>> START PROVIDED RECORDS
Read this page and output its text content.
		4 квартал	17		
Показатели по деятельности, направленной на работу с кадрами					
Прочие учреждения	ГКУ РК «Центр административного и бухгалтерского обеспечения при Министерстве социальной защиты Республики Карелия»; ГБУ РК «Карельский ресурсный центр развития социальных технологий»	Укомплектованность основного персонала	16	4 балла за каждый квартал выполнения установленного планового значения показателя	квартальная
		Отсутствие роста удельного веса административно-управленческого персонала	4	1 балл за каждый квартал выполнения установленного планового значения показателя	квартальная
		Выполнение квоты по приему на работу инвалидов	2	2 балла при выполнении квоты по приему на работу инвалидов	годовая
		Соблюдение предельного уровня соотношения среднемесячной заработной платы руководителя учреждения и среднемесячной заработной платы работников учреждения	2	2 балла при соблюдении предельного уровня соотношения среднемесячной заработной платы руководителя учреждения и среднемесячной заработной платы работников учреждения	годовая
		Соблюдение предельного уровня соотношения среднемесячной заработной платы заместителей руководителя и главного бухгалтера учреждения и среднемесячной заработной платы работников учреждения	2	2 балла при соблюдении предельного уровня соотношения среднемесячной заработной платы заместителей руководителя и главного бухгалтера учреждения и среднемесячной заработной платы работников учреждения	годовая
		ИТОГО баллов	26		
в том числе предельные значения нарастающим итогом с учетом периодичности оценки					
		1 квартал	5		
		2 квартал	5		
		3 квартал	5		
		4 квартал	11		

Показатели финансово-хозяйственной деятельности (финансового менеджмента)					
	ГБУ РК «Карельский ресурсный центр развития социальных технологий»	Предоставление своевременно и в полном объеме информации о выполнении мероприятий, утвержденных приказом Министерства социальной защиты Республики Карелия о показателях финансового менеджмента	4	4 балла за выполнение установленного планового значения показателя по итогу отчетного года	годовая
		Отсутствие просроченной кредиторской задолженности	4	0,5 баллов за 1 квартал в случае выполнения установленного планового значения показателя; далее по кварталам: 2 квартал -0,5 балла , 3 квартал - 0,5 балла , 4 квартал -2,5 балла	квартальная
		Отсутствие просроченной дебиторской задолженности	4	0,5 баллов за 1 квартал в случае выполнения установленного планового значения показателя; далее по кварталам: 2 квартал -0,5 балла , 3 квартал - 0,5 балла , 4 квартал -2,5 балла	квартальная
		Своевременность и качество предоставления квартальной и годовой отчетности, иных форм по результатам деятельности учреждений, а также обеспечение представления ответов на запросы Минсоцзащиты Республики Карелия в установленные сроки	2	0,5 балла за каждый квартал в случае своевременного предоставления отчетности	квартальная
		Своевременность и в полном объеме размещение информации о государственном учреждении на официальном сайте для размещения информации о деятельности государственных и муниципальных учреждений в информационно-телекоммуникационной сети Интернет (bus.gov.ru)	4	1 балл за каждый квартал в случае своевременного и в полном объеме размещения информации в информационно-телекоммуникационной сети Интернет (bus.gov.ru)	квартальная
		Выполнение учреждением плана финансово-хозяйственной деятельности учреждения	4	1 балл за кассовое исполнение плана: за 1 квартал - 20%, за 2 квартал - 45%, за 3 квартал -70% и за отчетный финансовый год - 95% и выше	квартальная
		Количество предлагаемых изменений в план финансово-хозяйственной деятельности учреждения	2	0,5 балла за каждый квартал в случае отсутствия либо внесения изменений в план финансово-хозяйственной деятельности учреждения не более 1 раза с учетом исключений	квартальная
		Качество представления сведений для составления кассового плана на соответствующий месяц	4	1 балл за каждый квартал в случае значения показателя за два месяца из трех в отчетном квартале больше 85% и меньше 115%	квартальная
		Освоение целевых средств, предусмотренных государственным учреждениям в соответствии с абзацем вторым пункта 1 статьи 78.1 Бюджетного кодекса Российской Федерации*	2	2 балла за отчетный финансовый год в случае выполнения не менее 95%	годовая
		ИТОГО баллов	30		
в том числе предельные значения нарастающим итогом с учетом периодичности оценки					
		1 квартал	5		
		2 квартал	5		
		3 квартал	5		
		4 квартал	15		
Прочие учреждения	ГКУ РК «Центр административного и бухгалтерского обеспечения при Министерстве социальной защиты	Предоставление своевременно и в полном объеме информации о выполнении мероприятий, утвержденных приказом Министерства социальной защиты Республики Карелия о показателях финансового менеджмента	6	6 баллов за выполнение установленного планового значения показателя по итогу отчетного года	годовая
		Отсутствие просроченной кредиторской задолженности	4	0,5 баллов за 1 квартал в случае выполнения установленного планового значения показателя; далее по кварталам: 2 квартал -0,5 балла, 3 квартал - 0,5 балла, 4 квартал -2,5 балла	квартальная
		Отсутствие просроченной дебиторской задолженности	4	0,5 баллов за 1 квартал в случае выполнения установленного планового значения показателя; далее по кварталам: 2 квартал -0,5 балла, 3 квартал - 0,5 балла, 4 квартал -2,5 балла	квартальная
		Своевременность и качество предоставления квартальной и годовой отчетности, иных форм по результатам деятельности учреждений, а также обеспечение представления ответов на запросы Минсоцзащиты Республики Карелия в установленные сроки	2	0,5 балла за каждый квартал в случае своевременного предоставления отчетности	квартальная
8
>> END PROVIDED RECORDS
### TASK DESCRIPTION
Working from the listing above, pick out every line that has "Показатели" and copy it.

### OUTPUT FOR THIS TASK
Показатели по деятельности, направленной на работу с кадрами					
Показатели финансово-хозяйственной деятельности (финансового менеджмента)					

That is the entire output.